**Instructions for the task:**
Copy out, from the entries below, each line holding the string "userName".

**Source records:**
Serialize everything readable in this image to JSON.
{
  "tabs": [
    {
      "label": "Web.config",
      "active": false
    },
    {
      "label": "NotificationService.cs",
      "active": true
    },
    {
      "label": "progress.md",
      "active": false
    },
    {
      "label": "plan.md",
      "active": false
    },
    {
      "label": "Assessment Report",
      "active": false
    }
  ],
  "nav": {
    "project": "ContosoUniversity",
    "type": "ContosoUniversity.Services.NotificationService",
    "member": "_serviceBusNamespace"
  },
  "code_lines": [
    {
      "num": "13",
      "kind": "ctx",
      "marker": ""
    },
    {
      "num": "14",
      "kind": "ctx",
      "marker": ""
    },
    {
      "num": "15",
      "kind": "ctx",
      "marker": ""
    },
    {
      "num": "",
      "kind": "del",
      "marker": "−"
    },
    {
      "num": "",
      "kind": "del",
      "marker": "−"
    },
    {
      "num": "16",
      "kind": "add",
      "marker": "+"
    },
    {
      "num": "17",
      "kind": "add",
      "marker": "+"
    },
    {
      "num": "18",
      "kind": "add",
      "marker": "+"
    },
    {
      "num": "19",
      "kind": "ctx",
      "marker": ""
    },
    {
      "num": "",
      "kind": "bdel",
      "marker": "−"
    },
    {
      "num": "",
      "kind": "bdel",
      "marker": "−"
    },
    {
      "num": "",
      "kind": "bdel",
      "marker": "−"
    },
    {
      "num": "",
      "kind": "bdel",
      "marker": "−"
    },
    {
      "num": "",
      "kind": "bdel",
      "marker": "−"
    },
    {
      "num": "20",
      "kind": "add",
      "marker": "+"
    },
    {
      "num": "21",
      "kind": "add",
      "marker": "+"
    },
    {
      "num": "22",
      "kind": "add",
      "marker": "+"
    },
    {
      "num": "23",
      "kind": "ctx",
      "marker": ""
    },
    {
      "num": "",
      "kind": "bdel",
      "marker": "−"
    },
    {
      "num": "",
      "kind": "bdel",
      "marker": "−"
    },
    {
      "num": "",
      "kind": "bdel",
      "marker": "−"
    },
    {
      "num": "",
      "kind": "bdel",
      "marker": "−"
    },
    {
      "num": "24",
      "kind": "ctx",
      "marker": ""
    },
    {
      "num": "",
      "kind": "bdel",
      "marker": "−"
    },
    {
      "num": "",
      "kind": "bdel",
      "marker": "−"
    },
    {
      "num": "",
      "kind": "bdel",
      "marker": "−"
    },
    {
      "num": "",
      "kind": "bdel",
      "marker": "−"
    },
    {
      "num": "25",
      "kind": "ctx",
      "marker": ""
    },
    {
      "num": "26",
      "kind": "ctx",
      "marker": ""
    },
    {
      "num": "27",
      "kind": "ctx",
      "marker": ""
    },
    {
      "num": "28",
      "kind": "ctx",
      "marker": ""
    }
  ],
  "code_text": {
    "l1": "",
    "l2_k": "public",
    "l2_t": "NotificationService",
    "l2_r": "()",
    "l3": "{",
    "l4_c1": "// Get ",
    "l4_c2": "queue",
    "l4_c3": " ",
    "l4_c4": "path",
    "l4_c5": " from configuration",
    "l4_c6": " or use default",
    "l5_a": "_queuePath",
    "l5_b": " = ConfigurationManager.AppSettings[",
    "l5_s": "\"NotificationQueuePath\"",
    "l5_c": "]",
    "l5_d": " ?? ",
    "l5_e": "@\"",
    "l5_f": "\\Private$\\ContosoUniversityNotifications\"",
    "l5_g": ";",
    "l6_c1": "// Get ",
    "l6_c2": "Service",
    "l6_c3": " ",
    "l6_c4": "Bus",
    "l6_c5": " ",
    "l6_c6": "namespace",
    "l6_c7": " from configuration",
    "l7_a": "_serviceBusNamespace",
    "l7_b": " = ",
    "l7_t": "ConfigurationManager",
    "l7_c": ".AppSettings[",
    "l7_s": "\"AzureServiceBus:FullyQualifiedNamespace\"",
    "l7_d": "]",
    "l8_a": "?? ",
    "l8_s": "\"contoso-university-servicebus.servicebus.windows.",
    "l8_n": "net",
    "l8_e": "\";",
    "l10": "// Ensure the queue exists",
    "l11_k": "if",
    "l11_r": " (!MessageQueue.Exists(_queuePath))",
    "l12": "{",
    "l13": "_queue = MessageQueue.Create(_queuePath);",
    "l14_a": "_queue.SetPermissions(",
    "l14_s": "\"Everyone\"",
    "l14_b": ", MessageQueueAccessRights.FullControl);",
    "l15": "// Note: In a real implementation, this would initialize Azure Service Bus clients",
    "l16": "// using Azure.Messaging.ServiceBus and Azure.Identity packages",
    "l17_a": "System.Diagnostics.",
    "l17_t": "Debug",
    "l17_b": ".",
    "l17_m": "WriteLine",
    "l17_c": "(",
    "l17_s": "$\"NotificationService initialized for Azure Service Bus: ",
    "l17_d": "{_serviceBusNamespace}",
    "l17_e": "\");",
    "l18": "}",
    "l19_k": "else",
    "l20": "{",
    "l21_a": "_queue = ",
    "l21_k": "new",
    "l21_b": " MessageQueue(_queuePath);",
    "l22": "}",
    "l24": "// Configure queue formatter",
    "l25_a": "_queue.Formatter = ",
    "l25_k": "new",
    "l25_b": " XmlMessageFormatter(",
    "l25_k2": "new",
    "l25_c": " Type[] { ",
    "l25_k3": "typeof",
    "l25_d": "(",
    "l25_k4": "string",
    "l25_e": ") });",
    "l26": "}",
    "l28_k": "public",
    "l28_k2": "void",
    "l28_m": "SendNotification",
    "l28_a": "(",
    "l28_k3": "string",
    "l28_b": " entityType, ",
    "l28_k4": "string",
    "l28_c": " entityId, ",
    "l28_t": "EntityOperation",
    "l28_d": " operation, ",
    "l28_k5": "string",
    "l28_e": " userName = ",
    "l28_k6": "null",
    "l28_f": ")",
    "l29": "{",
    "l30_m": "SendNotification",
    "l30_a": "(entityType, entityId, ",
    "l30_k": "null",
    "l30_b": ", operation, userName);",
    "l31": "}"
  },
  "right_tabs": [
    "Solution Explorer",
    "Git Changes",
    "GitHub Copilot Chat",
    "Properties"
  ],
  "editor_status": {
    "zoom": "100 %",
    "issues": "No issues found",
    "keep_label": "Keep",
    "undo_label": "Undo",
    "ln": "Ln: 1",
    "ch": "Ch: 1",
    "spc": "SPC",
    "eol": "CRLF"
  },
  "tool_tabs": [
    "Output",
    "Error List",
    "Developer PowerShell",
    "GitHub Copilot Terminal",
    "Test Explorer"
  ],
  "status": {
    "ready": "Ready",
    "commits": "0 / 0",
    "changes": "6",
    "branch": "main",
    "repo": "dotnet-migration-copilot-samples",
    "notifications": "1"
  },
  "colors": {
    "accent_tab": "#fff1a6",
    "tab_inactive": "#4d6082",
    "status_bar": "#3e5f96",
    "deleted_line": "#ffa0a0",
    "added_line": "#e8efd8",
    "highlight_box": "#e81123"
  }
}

**Reply to the task:**
    "l28_e": " userName = ",
    "l30_b": ", operation, userName);",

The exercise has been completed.